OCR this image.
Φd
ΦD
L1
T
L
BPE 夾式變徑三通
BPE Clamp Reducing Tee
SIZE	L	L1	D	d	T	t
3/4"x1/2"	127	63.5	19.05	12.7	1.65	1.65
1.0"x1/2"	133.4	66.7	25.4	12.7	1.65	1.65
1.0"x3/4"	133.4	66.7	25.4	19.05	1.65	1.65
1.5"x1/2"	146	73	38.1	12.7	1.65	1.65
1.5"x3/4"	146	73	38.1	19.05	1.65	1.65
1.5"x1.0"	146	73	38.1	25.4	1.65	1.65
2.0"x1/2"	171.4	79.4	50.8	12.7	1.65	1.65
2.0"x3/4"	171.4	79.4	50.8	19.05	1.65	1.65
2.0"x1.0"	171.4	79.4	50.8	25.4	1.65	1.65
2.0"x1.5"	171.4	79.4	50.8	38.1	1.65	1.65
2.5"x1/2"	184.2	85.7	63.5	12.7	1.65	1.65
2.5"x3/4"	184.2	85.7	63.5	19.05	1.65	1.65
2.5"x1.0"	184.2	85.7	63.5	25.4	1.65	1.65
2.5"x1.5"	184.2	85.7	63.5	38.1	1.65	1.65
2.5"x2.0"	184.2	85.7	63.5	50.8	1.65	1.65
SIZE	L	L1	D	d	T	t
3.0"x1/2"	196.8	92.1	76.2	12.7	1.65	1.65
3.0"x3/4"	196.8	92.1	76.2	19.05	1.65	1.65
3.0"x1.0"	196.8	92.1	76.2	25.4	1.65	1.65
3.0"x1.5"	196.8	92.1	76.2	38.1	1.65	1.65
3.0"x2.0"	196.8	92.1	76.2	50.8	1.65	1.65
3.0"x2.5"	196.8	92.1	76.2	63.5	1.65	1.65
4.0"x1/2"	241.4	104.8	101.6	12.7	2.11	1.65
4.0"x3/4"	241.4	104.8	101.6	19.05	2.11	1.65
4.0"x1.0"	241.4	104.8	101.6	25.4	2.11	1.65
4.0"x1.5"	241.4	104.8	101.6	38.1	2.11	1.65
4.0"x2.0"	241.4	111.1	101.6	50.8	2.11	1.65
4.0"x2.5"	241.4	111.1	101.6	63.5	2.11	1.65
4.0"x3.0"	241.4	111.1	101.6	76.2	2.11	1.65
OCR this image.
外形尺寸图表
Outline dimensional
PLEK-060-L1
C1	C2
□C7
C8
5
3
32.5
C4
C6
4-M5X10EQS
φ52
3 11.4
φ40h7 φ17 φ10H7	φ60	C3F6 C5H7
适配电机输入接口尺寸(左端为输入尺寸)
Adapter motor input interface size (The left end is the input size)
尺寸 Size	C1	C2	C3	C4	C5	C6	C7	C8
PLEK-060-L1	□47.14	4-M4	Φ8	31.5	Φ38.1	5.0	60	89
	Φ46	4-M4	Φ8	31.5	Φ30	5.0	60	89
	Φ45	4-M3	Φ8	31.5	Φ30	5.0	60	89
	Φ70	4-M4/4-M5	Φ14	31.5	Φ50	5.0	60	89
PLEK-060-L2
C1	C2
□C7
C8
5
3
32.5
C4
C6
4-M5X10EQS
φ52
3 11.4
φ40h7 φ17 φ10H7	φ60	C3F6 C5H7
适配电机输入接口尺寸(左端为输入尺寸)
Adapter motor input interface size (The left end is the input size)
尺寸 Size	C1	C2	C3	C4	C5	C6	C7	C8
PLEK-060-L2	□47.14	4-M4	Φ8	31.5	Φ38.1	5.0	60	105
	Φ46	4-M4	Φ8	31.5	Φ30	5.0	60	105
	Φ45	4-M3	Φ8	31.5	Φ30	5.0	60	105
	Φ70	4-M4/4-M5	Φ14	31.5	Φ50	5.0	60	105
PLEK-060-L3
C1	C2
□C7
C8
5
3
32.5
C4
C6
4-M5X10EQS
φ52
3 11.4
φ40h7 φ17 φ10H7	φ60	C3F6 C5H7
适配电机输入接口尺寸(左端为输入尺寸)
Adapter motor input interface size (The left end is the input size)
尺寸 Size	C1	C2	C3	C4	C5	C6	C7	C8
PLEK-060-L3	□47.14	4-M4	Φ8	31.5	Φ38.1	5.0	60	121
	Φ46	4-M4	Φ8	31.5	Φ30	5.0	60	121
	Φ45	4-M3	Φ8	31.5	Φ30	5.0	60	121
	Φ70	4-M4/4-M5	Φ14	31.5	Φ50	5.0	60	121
# # # # # # #
Task objective
Recopy all the lines exactly as they appear.

Problem solution
OCR this image.
Φd
ΦD
L1
T
L
BPE 夾式變徑三通
BPE Clamp Reducing Tee
SIZE	L	L1	D	d	T	t
3/4"x1/2"	127	63.5	19.05	12.7	1.65	1.65
1.0"x1/2"	133.4	66.7	25.4	12.7	1.65	1.65
1.0"x3/4"	133.4	66.7	25.4	19.05	1.65	1.65
1.5"x1/2"	146	73	38.1	12.7	1.65	1.65
1.5"x3/4"	146	73	38.1	19.05	1.65	1.65
1.5"x1.0"	146	73	38.1	25.4	1.65	1.65
2.0"x1/2"	171.4	79.4	50.8	12.7	1.65	1.65
2.0"x3/4"	171.4	79.4	50.8	19.05	1.65	1.65
2.0"x1.0"	171.4	79.4	50.8	25.4	1.65	1.65
2.0"x1.5"	171.4	79.4	50.8	38.1	1.65	1.65
2.5"x1/2"	184.2	85.7	63.5	12.7	1.65	1.65
2.5"x3/4"	184.2	85.7	63.5	19.05	1.65	1.65
2.5"x1.0"	184.2	85.7	63.5	25.4	1.65	1.65
2.5"x1.5"	184.2	85.7	63.5	38.1	1.65	1.65
2.5"x2.0"	184.2	85.7	63.5	50.8	1.65	1.65
SIZE	L	L1	D	d	T	t
3.0"x1/2"	196.8	92.1	76.2	12.7	1.65	1.65
3.0"x3/4"	196.8	92.1	76.2	19.05	1.65	1.65
3.0"x1.0"	196.8	92.1	76.2	25.4	1.65	1.65
3.0"x1.5"	196.8	92.1	76.2	38.1	1.65	1.65
3.0"x2.0"	196.8	92.1	76.2	50.8	1.65	1.65
3.0"x2.5"	196.8	92.1	76.2	63.5	1.65	1.65
4.0"x1/2"	241.4	104.8	101.6	12.7	2.11	1.65
4.0"x3/4"	241.4	104.8	101.6	19.05	2.11	1.65
4.0"x1.0"	241.4	104.8	101.6	25.4	2.11	1.65
4.0"x1.5"	241.4	104.8	101.6	38.1	2.11	1.65
4.0"x2.0"	241.4	111.1	101.6	50.8	2.11	1.65
4.0"x2.5"	241.4	111.1	101.6	63.5	2.11	1.65
4.0"x3.0"	241.4	111.1	101.6	76.2	2.11	1.65
OCR this image.
外形尺寸图表
Outline dimensional
PLEK-060-L1
C1	C2
□C7
C8
5
3
32.5
C4
C6
4-M5X10EQS
φ52
3 11.4
φ40h7 φ17 φ10H7	φ60	C3F6 C5H7
适配电机输入接口尺寸(左端为输入尺寸)
Adapter motor input interface size (The left end is the input size)
尺寸 Size	C1	C2	C3	C4	C5	C6	C7	C8
PLEK-060-L1	□47.14	4-M4	Φ8	31.5	Φ38.1	5.0	60	89
	Φ46	4-M4	Φ8	31.5	Φ30	5.0	60	89
	Φ45	4-M3	Φ8	31.5	Φ30	5.0	60	89
	Φ70	4-M4/4-M5	Φ14	31.5	Φ50	5.0	60	89
PLEK-060-L2
C1	C2
□C7
C8
5
3
32.5
C4
C6
4-M5X10EQS
φ52
3 11.4
φ40h7 φ17 φ10H7	φ60	C3F6 C5H7
适配电机输入接口尺寸(左端为输入尺寸)
Adapter motor input interface size (The left end is the input size)
尺寸 Size	C1	C2	C3	C4	C5	C6	C7	C8
PLEK-060-L2	□47.14	4-M4	Φ8	31.5	Φ38.1	5.0	60	105
	Φ46	4-M4	Φ8	31.5	Φ30	5.0	60	105
	Φ45	4-M3	Φ8	31.5	Φ30	5.0	60	105
	Φ70	4-M4/4-M5	Φ14	31.5	Φ50	5.0	60	105
PLEK-060-L3
C1	C2
□C7
C8
5
3
32.5
C4
C6
4-M5X10EQS
φ52
3 11.4
φ40h7 φ17 φ10H7	φ60	C3F6 C5H7
适配电机输入接口尺寸(左端为输入尺寸)
Adapter motor input interface size (The left end is the input size)
尺寸 Size	C1	C2	C3	C4	C5	C6	C7	C8
PLEK-060-L3	□47.14	4-M4	Φ8	31.5	Φ38.1	5.0	60	121
	Φ46	4-M4	Φ8	31.5	Φ30	5.0	60	121
	Φ45	4-M3	Φ8	31.5	Φ30	5.0	60	121
	Φ70	4-M4/4-M5	Φ14	31.5	Φ50	5.0	60	121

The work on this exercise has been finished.